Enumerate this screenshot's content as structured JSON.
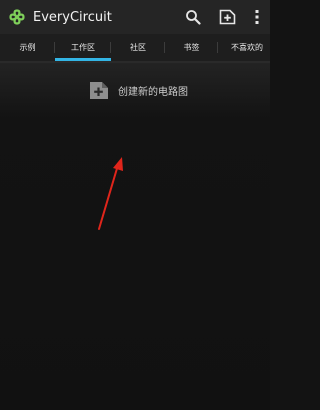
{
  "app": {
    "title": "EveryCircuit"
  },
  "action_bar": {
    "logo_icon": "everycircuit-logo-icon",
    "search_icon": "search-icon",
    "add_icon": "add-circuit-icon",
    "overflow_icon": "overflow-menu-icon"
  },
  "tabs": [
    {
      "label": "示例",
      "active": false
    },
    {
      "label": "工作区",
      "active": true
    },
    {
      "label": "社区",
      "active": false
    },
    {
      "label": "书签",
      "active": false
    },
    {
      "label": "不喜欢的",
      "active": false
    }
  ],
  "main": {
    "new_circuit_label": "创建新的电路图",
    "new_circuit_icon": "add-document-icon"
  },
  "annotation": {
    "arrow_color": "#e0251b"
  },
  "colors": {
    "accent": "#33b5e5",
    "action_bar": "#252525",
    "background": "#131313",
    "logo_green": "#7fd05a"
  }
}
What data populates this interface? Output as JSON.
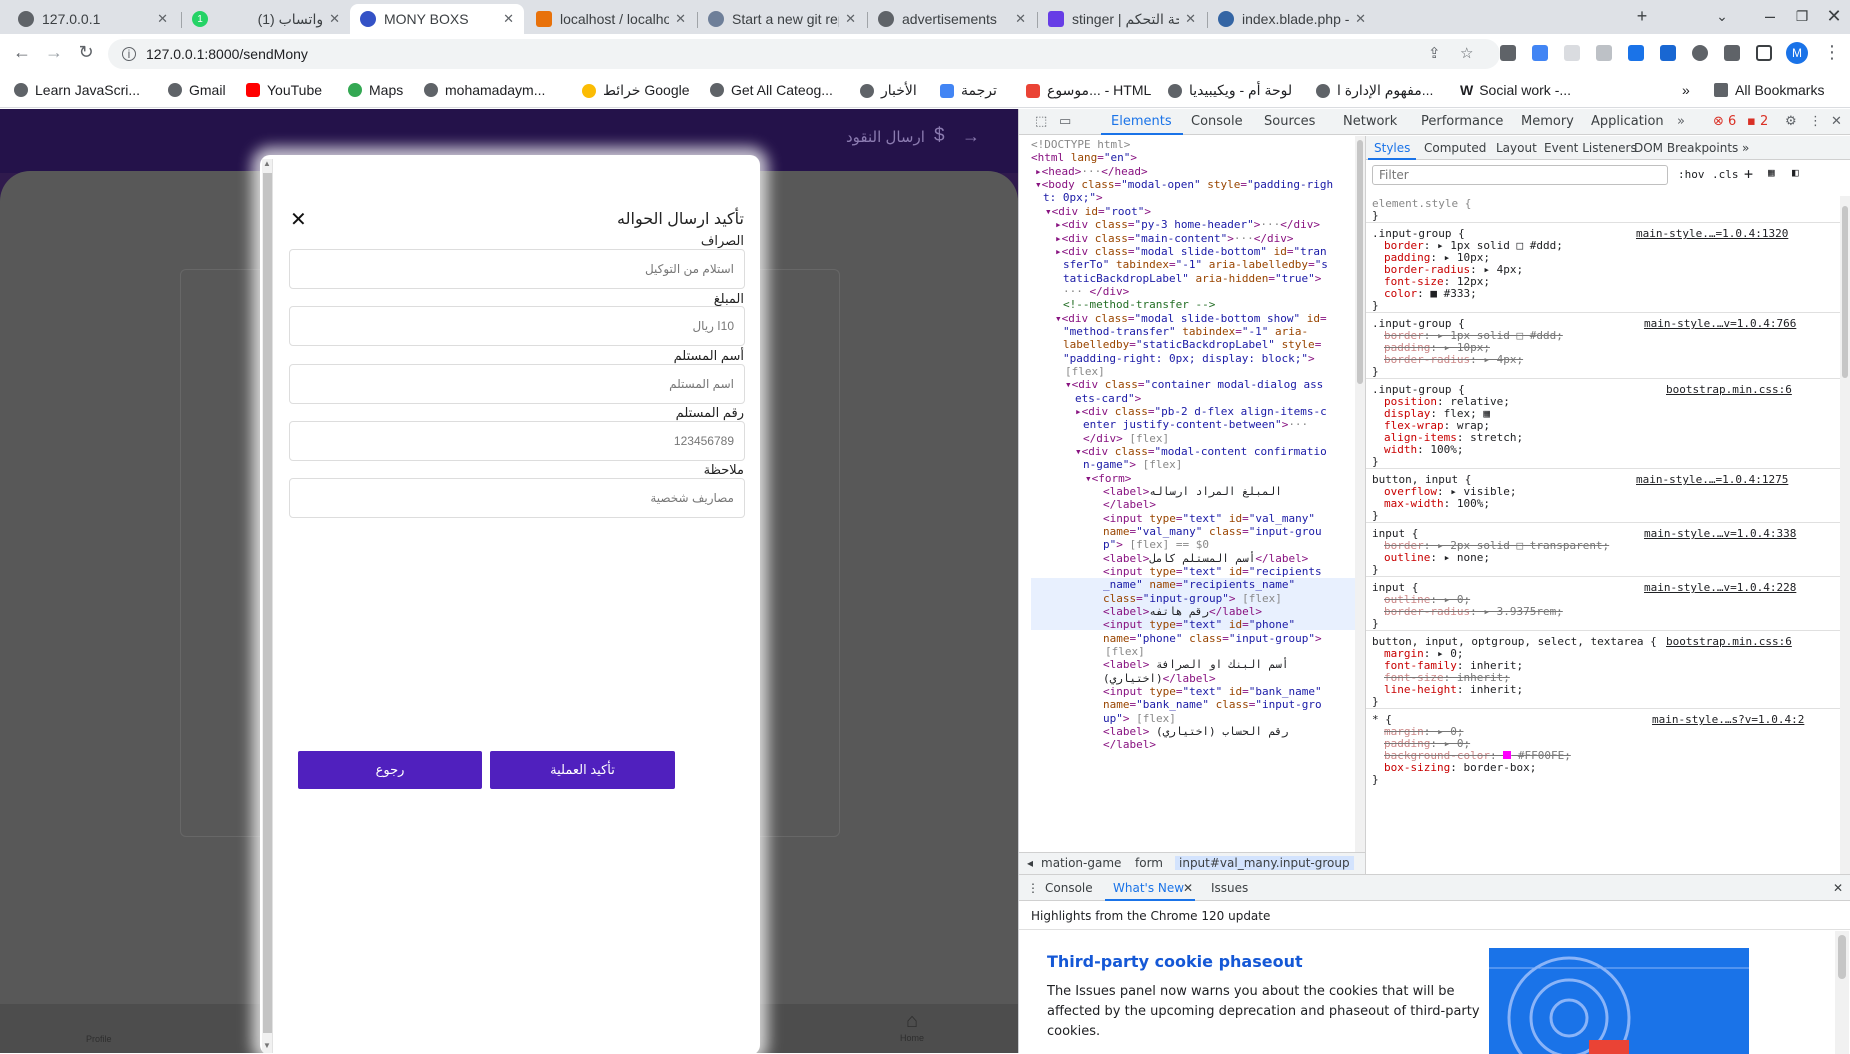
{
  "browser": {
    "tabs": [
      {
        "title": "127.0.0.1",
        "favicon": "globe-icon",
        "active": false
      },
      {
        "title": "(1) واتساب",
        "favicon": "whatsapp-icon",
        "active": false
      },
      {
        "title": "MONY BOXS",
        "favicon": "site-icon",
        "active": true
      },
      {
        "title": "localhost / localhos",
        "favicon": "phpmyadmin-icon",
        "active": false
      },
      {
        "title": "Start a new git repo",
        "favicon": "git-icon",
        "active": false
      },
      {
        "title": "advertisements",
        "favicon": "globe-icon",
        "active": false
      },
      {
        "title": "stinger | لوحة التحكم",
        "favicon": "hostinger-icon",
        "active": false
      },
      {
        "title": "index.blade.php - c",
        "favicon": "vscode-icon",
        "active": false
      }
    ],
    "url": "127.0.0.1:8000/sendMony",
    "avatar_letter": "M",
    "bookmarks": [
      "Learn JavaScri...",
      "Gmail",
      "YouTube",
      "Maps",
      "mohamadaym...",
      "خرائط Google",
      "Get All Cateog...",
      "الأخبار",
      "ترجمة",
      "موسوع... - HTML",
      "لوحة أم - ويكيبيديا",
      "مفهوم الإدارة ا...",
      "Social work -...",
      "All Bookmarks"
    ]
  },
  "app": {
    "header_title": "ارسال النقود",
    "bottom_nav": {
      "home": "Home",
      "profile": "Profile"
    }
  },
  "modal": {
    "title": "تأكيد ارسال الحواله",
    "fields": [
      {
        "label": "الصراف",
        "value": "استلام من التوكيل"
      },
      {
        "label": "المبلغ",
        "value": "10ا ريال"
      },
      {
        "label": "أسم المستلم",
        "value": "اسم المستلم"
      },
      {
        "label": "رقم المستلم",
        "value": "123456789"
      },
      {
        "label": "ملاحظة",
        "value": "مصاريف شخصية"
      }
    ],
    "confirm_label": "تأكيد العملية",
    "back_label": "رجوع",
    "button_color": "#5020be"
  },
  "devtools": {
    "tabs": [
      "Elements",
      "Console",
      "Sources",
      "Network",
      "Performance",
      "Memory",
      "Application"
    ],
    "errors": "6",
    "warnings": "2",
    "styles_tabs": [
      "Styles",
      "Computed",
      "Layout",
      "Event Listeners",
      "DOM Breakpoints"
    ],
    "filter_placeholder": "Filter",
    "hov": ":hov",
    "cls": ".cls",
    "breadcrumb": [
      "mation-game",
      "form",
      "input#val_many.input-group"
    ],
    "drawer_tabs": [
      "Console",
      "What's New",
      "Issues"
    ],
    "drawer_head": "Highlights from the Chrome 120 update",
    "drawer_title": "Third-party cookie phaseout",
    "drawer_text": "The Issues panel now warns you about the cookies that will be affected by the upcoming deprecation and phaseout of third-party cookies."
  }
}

=-=-=-=-=

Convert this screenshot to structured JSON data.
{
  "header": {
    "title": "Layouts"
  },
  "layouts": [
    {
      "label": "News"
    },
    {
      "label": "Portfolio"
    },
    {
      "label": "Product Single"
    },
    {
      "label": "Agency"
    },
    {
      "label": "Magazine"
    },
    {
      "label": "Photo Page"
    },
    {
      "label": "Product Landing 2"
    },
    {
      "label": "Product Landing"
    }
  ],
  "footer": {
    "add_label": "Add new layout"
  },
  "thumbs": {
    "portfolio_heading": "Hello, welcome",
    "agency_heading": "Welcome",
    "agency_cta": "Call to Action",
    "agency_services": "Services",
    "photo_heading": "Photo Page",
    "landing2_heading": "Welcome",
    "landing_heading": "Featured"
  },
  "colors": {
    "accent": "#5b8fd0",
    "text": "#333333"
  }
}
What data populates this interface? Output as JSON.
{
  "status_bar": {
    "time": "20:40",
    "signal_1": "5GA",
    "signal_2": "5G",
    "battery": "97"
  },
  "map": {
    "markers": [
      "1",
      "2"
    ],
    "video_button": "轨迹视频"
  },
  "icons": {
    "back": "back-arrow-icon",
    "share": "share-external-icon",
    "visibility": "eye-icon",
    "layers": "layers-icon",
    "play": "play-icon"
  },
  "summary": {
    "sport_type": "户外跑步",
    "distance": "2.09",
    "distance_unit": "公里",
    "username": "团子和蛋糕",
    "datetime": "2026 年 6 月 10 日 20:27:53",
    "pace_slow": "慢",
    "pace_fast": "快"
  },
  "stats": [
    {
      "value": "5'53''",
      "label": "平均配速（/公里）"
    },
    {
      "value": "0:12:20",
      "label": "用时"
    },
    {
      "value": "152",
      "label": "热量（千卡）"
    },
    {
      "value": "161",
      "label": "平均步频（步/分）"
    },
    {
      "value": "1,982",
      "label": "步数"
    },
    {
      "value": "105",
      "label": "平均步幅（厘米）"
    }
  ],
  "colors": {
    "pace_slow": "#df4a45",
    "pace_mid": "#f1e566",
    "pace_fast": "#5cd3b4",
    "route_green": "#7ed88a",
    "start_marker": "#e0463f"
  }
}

=-=-=-=-=

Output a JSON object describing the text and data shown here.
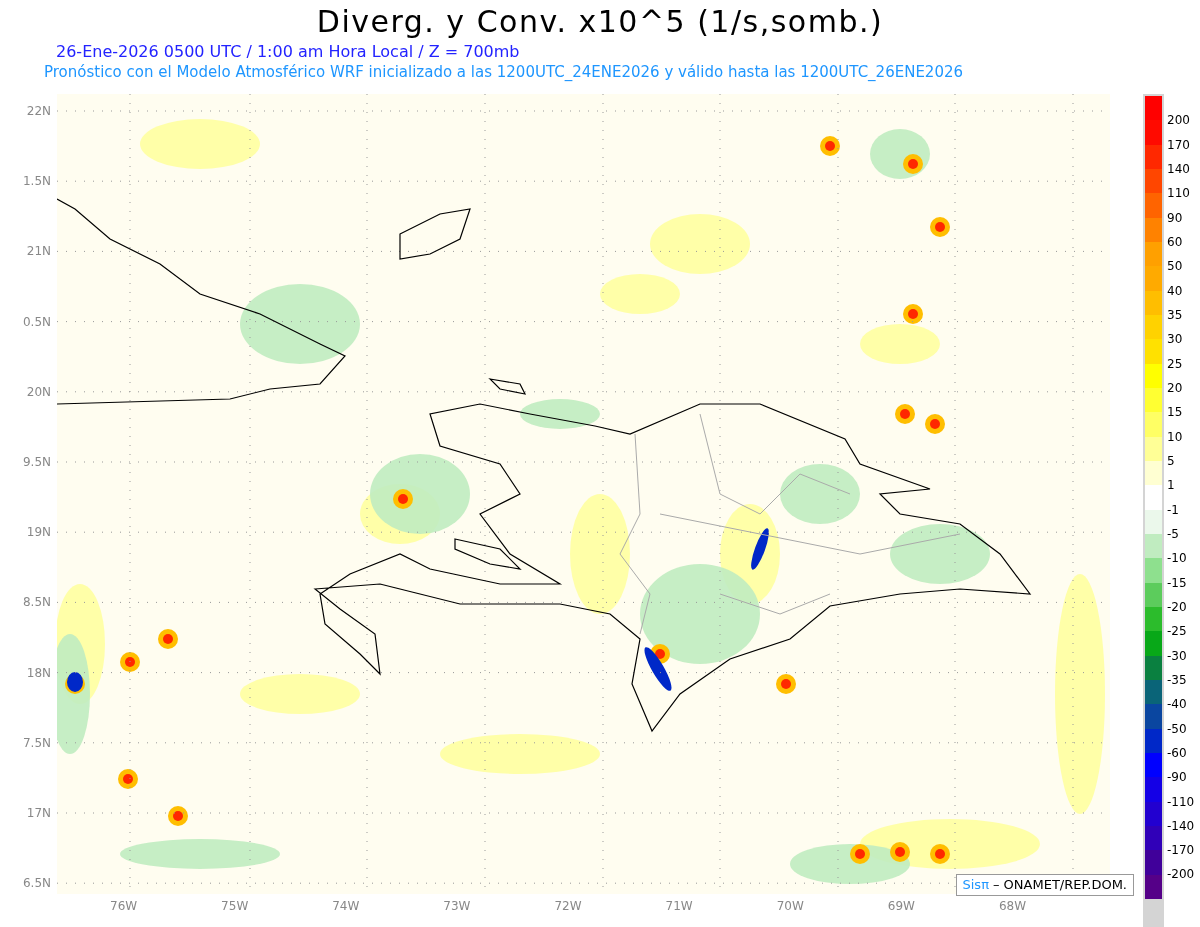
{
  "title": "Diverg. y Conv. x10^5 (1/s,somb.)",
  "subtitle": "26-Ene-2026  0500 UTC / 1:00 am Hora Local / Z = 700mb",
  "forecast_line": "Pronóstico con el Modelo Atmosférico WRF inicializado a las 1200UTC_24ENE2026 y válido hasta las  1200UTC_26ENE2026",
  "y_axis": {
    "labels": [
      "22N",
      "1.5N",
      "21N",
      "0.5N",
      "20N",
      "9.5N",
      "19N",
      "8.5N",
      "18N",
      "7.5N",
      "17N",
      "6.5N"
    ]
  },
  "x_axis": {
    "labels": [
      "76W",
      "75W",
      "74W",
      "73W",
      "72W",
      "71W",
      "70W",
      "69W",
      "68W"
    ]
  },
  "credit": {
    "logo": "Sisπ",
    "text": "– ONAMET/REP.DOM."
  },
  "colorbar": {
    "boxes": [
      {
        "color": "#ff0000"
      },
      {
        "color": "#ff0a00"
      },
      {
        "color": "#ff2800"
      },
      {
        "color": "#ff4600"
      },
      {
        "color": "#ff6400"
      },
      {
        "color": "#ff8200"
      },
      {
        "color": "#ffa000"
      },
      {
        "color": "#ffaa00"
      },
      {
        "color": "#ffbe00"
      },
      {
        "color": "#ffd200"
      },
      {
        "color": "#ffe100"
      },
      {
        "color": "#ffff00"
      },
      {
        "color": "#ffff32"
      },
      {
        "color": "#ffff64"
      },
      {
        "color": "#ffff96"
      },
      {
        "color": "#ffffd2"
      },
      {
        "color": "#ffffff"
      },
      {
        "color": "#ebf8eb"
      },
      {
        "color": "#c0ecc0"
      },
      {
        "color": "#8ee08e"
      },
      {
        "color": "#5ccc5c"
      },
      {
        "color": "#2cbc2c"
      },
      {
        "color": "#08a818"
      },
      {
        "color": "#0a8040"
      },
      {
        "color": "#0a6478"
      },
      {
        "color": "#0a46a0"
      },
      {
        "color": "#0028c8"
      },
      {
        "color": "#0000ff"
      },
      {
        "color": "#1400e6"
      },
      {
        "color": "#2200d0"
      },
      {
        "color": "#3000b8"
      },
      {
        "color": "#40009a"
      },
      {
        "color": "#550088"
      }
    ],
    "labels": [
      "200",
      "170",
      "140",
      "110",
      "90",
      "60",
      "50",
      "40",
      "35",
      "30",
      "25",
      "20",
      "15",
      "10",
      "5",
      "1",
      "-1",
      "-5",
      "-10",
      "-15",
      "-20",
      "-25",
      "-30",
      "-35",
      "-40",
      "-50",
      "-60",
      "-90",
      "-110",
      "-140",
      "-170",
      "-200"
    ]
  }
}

=-=-=-=-=

* DIRECTION
Ascertain the number of lines in the entries that include the word "favicon", and report only that number.

* TASK ANSWER
8